* _What is expected_
Copy every line in the records below that contains the word "cough".

* _Data provided_
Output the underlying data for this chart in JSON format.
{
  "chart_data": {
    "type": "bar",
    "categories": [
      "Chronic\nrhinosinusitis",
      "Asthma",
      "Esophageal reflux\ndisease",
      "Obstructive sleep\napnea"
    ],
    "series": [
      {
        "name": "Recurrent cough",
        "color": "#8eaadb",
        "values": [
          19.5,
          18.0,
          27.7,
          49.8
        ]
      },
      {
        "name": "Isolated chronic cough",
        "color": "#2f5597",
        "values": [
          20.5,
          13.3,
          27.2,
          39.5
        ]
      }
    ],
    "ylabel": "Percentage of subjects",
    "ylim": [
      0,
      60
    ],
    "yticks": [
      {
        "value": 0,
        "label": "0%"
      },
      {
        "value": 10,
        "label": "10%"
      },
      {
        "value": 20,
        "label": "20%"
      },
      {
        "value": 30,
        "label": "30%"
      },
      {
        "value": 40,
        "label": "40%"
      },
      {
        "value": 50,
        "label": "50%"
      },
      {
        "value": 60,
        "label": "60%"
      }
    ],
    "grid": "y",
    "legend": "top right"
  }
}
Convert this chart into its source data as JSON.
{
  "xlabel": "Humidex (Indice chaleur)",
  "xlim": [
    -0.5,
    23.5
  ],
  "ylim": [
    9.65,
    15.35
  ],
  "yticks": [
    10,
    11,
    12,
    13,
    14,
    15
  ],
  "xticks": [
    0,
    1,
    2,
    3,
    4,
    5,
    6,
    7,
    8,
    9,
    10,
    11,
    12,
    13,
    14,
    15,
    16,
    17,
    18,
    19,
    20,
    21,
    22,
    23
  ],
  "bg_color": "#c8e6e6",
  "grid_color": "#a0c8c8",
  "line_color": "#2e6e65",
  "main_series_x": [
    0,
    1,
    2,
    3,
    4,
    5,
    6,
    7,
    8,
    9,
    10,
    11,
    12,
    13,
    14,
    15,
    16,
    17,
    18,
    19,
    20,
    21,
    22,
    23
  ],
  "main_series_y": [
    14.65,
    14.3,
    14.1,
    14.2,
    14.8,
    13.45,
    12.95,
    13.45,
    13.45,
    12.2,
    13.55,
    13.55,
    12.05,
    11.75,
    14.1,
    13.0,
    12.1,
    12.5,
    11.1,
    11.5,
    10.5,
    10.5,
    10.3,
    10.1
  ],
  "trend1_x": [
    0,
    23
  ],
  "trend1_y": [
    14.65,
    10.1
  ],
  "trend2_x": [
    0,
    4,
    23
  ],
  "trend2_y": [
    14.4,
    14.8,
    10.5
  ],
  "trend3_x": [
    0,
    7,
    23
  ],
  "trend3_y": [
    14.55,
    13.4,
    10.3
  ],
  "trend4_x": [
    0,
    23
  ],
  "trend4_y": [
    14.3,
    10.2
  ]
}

* _Written response_
        "name": "Recurrent cough",
        "name": "Isolated chronic cough",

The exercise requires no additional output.